====== DATASET EXTRACT ======

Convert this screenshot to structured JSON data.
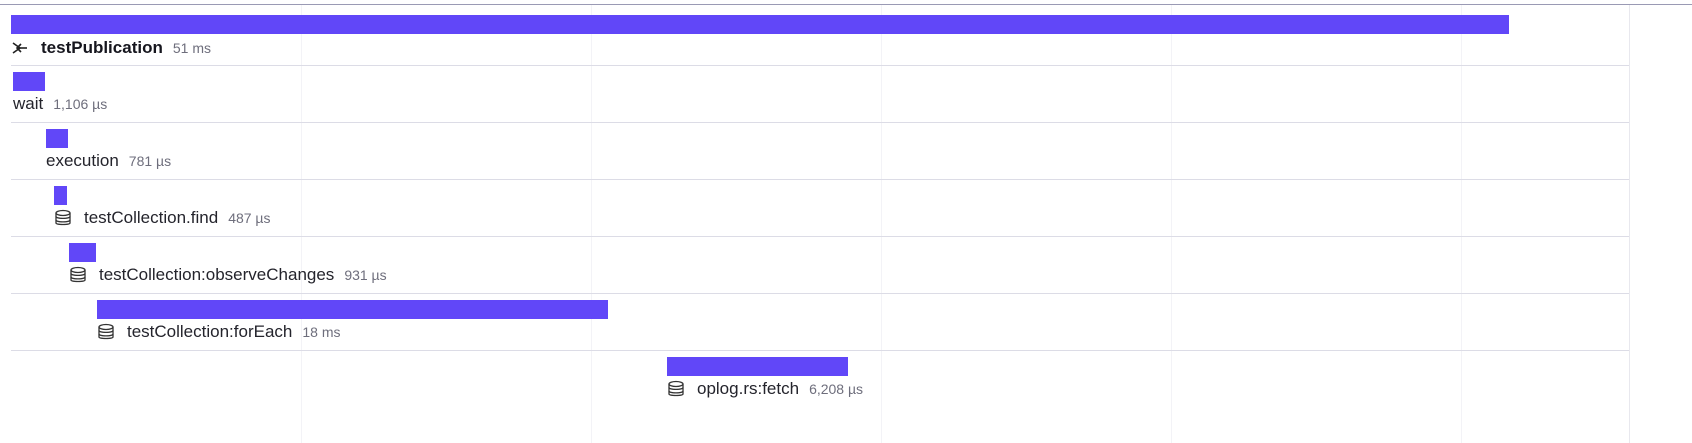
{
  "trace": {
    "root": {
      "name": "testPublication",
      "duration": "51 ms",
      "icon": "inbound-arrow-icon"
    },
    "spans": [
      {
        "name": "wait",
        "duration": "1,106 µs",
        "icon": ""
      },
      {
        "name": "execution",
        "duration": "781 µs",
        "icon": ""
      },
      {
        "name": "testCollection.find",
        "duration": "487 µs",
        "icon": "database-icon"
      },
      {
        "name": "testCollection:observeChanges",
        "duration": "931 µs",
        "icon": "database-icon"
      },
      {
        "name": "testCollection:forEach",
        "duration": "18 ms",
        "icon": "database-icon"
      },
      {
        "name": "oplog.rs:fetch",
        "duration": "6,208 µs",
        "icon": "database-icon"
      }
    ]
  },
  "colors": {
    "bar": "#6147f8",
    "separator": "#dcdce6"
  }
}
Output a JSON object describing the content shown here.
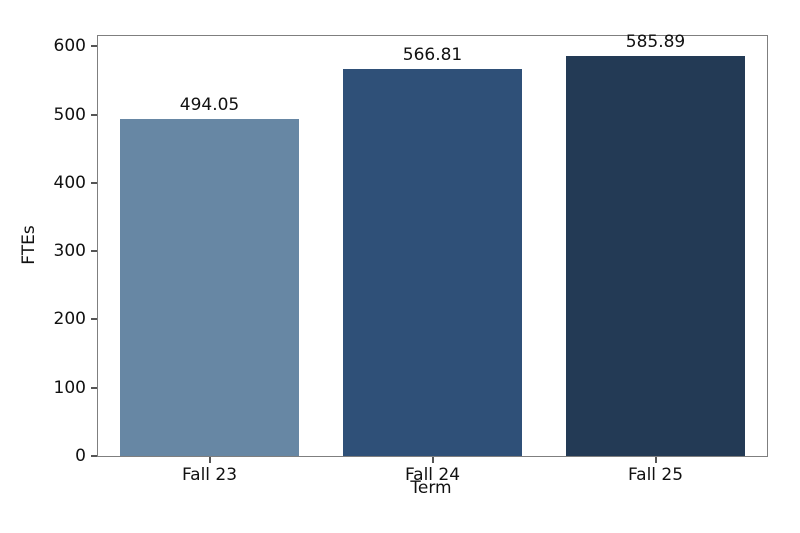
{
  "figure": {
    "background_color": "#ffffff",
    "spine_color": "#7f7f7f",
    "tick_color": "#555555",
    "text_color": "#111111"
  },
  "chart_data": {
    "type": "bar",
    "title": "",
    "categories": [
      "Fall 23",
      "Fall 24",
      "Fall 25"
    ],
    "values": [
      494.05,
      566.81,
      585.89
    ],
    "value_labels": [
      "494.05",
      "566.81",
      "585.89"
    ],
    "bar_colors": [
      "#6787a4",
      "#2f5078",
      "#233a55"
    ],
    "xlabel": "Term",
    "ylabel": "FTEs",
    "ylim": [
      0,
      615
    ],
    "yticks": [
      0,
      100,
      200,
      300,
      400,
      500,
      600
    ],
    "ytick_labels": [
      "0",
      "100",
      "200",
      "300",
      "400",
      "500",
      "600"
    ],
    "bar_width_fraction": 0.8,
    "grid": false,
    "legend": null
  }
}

======

In the records above, collect each line with "testCollection".

        "name": "testCollection.find",
        "name": "testCollection:observeChanges",
        "name": "testCollection:forEach",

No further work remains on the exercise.